Where the string "screenshot" occurs in the material below, report the whole line.

* PROVIDED RECORDS:
----
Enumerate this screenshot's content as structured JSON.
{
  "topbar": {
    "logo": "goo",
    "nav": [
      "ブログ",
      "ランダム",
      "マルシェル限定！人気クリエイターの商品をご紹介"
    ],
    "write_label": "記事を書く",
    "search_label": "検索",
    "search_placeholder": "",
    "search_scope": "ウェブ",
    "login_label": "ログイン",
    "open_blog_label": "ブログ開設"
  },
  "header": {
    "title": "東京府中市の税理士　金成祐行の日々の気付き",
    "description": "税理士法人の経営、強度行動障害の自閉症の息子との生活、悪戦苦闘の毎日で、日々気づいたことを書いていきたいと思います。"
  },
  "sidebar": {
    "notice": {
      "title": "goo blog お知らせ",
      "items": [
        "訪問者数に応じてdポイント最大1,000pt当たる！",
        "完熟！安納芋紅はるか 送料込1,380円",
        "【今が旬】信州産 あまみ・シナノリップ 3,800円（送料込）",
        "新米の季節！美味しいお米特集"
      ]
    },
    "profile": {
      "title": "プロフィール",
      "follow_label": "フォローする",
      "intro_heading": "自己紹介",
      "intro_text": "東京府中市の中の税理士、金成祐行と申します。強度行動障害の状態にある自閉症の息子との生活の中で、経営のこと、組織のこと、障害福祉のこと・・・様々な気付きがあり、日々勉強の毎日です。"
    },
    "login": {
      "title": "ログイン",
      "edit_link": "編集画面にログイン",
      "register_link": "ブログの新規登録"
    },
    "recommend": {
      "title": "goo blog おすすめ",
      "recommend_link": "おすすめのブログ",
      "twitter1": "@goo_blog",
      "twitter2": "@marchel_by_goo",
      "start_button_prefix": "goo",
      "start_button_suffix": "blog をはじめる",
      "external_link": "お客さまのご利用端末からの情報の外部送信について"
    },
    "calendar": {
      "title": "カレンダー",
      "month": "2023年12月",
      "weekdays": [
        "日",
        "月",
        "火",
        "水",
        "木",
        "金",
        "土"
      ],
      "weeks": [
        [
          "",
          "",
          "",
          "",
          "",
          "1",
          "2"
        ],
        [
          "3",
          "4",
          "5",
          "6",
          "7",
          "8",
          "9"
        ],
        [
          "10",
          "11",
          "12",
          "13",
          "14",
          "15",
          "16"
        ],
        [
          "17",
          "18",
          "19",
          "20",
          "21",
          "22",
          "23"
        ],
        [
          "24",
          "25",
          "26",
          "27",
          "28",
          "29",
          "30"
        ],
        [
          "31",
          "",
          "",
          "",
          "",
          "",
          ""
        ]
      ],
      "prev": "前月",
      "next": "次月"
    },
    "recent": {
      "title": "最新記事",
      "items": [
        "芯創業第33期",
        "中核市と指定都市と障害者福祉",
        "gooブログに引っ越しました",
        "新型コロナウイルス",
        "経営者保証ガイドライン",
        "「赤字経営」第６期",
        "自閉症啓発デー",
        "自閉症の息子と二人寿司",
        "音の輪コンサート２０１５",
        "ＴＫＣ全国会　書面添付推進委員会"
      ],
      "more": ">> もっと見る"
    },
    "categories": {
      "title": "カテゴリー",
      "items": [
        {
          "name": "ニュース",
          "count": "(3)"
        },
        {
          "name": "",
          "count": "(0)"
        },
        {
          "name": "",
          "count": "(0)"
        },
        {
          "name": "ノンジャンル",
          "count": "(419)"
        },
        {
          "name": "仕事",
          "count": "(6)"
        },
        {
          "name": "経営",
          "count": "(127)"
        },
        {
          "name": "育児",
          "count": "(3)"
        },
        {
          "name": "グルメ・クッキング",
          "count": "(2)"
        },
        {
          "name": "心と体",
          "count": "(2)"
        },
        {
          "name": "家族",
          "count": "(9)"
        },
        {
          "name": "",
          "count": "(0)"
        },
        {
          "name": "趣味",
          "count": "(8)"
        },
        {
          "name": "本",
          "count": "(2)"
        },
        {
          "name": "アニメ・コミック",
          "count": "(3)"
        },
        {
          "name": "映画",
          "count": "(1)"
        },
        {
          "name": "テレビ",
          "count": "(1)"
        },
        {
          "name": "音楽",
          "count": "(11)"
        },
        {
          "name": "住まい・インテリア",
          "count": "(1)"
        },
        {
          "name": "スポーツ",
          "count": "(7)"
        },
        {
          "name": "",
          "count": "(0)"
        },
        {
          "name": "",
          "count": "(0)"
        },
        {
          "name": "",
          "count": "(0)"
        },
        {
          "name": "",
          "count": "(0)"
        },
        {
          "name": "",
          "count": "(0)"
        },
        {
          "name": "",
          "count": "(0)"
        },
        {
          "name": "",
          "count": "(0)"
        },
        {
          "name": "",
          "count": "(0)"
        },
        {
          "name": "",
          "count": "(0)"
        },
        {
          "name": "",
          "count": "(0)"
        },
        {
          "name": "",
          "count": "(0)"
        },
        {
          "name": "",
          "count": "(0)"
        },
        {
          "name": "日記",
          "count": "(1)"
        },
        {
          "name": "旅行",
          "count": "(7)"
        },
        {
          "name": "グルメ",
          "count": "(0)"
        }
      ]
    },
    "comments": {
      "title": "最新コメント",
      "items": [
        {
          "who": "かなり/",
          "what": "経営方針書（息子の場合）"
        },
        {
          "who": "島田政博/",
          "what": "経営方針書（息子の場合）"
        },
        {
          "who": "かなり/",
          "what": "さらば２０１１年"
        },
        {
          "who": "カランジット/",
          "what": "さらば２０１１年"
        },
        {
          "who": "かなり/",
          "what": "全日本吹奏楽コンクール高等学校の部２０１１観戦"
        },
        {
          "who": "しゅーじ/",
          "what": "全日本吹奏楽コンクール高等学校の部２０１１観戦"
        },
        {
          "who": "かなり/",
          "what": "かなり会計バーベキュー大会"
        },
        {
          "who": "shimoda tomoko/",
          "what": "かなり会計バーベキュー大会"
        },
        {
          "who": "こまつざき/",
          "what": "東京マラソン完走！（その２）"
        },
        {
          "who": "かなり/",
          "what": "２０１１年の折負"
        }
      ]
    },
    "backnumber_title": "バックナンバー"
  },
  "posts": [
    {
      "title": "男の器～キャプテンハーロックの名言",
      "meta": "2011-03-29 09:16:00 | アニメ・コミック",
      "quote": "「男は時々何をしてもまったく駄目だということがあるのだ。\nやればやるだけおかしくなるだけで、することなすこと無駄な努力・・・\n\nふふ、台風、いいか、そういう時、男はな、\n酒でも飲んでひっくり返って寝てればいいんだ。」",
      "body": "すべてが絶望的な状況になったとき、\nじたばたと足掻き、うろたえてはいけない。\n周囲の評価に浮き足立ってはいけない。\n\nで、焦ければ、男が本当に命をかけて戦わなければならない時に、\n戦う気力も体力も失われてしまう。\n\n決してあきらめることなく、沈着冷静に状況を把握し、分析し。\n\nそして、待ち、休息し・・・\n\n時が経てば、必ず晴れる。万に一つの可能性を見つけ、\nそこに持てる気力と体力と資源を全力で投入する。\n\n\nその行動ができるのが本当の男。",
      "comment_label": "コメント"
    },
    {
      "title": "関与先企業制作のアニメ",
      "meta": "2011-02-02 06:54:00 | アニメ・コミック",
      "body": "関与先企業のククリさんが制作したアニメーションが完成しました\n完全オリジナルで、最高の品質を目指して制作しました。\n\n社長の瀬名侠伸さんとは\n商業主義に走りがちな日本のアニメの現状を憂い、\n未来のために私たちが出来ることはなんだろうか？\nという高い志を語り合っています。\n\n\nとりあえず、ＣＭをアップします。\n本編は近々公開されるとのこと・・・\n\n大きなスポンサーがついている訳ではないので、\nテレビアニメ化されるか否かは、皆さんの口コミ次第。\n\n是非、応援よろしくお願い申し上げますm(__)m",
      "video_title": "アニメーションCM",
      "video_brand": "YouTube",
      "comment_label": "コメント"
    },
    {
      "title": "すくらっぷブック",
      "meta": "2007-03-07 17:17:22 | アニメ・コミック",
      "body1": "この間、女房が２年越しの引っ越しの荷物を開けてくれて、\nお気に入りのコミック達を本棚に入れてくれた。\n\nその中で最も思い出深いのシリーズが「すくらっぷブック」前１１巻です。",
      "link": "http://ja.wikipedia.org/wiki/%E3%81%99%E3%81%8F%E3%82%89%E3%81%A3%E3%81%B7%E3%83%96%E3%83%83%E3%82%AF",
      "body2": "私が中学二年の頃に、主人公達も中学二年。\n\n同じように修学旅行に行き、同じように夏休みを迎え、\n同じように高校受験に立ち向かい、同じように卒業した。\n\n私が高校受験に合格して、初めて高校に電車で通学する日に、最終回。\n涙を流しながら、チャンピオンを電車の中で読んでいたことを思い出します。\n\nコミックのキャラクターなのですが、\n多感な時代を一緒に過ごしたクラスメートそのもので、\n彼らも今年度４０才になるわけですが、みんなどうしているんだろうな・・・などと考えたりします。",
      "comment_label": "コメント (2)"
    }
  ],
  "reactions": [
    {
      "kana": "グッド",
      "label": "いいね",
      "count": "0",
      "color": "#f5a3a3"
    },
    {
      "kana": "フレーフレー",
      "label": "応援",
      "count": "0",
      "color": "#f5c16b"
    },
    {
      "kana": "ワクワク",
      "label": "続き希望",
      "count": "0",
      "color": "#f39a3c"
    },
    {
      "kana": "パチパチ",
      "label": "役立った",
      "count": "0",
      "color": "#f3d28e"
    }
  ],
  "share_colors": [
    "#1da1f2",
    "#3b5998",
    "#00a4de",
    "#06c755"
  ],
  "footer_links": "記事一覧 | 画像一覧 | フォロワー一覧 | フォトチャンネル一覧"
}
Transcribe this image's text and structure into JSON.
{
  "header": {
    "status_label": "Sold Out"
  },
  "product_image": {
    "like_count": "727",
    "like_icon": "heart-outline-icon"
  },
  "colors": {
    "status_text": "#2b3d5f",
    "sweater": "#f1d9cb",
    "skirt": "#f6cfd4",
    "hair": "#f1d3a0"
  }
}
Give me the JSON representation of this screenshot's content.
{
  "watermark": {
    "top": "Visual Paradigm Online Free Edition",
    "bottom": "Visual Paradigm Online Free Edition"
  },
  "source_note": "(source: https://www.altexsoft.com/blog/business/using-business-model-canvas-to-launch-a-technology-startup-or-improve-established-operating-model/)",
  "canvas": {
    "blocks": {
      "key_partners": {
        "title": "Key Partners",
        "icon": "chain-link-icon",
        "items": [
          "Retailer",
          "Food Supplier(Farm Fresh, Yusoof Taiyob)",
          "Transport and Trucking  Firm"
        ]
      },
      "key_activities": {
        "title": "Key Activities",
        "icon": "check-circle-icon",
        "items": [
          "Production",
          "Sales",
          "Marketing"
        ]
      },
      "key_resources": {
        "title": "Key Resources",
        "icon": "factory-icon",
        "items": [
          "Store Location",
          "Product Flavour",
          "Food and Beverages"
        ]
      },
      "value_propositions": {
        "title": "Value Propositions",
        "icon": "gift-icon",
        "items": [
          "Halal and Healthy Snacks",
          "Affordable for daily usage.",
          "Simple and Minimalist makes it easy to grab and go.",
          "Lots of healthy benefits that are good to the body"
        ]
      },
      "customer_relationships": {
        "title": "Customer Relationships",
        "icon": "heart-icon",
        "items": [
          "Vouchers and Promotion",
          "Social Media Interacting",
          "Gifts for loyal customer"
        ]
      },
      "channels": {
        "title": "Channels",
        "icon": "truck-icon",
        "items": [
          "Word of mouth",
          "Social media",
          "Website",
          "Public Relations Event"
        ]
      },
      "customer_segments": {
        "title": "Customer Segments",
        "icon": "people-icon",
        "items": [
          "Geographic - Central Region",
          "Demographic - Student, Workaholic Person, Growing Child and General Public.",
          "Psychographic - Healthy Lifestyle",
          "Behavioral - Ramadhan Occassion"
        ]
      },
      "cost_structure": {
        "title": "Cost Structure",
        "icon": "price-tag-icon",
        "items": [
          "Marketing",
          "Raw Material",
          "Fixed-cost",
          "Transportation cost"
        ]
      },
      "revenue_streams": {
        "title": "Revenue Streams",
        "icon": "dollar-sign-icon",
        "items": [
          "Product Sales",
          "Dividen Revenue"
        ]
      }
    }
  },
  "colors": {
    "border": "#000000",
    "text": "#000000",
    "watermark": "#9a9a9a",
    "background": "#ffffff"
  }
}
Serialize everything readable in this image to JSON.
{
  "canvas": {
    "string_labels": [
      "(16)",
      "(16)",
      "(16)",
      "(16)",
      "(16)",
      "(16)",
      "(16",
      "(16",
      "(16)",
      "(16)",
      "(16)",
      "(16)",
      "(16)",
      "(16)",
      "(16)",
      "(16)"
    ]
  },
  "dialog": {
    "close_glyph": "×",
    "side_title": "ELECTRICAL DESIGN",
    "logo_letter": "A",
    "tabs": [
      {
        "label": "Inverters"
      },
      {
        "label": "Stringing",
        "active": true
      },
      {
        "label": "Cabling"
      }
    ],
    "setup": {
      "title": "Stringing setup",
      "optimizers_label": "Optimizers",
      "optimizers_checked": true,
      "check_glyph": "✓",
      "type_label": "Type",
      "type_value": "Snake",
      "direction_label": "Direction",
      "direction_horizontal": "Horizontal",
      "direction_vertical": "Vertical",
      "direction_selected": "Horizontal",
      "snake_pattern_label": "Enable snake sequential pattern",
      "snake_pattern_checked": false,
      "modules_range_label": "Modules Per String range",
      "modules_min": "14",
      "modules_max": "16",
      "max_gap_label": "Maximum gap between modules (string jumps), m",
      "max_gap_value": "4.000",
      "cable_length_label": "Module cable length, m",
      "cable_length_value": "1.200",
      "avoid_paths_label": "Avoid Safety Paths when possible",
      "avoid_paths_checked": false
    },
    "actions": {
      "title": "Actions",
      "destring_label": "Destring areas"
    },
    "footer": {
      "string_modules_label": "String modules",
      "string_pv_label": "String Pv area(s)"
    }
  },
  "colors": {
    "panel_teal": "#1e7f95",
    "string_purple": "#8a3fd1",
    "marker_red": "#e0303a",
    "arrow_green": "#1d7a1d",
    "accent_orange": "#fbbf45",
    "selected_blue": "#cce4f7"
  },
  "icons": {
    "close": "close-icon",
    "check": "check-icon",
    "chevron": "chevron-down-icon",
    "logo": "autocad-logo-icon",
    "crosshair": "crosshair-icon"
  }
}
----
* SOLUTION TO THIS TASK:
Enumerate this screenshot's content as structured JSON.
Give me the JSON representation of this screenshot's content.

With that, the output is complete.